(Collected data entries)

_____

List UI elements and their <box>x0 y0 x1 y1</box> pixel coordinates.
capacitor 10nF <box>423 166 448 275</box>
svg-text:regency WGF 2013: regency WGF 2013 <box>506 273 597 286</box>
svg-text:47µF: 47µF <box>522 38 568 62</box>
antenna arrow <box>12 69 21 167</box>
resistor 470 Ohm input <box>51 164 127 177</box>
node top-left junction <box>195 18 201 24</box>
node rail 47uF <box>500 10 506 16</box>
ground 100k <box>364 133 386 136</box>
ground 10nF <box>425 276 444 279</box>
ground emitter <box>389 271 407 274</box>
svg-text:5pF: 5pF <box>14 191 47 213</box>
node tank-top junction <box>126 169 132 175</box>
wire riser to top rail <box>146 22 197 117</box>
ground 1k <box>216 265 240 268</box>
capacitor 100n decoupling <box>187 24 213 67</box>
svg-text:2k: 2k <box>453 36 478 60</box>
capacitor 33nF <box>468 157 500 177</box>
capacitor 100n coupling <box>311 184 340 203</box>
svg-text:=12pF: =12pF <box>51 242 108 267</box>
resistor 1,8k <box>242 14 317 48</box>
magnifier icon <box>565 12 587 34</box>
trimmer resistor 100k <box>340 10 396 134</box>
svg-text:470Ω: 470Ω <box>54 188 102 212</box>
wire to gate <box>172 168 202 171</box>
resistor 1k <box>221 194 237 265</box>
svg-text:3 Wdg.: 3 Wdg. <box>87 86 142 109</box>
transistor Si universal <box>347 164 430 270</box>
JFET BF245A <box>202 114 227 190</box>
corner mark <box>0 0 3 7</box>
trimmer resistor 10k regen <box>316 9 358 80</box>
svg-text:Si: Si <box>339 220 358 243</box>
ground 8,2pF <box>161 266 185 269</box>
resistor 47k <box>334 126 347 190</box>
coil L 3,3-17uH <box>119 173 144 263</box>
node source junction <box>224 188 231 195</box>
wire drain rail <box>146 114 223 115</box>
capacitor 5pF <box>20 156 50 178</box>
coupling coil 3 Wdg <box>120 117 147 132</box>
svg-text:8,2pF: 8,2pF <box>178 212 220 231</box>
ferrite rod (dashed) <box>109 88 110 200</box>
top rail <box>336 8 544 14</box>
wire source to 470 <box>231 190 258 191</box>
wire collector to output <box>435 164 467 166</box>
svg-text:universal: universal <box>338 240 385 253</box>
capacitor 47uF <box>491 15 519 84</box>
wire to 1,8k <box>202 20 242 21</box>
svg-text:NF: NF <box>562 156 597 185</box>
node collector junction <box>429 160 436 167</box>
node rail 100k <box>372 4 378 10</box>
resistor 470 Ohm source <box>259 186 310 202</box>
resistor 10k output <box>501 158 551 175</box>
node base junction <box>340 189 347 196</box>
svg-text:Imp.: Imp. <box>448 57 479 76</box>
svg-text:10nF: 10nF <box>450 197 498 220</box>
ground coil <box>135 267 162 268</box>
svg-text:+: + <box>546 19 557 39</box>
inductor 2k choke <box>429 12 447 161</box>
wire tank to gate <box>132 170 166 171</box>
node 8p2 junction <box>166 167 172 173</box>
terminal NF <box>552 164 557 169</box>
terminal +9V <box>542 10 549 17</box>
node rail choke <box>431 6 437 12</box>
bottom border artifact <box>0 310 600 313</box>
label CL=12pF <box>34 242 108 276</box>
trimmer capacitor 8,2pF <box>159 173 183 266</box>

_____

- [What is being asked]: Rename "capacitor" to "condenser" in every line from the start of the records through the line containing "wire to gate <box>172 168 202 171</box>", inclusive, and reproduce those lines with nothing else altered.

- [Final result]:
List UI elements and their <box>x0 y0 x1 y1</box> pixel coordinates.
condenser 10nF <box>423 166 448 275</box>
svg-text:regency WGF 2013: regency WGF 2013 <box>506 273 597 286</box>
svg-text:47µF: 47µF <box>522 38 568 62</box>
antenna arrow <box>12 69 21 167</box>
resistor 470 Ohm input <box>51 164 127 177</box>
node top-left junction <box>195 18 201 24</box>
node rail 47uF <box>500 10 506 16</box>
ground 100k <box>364 133 386 136</box>
ground 10nF <box>425 276 444 279</box>
ground emitter <box>389 271 407 274</box>
svg-text:5pF: 5pF <box>14 191 47 213</box>
node tank-top junction <box>126 169 132 175</box>
wire riser to top rail <box>146 22 197 117</box>
ground 1k <box>216 265 240 268</box>
condenser 100n decoupling <box>187 24 213 67</box>
svg-text:2k: 2k <box>453 36 478 60</box>
condenser 33nF <box>468 157 500 177</box>
condenser 100n coupling <box>311 184 340 203</box>
svg-text:=12pF: =12pF <box>51 242 108 267</box>
resistor 1,8k <box>242 14 317 48</box>
magnifier icon <box>565 12 587 34</box>
trimmer resistor 100k <box>340 10 396 134</box>
svg-text:470Ω: 470Ω <box>54 188 102 212</box>
wire to gate <box>172 168 202 171</box>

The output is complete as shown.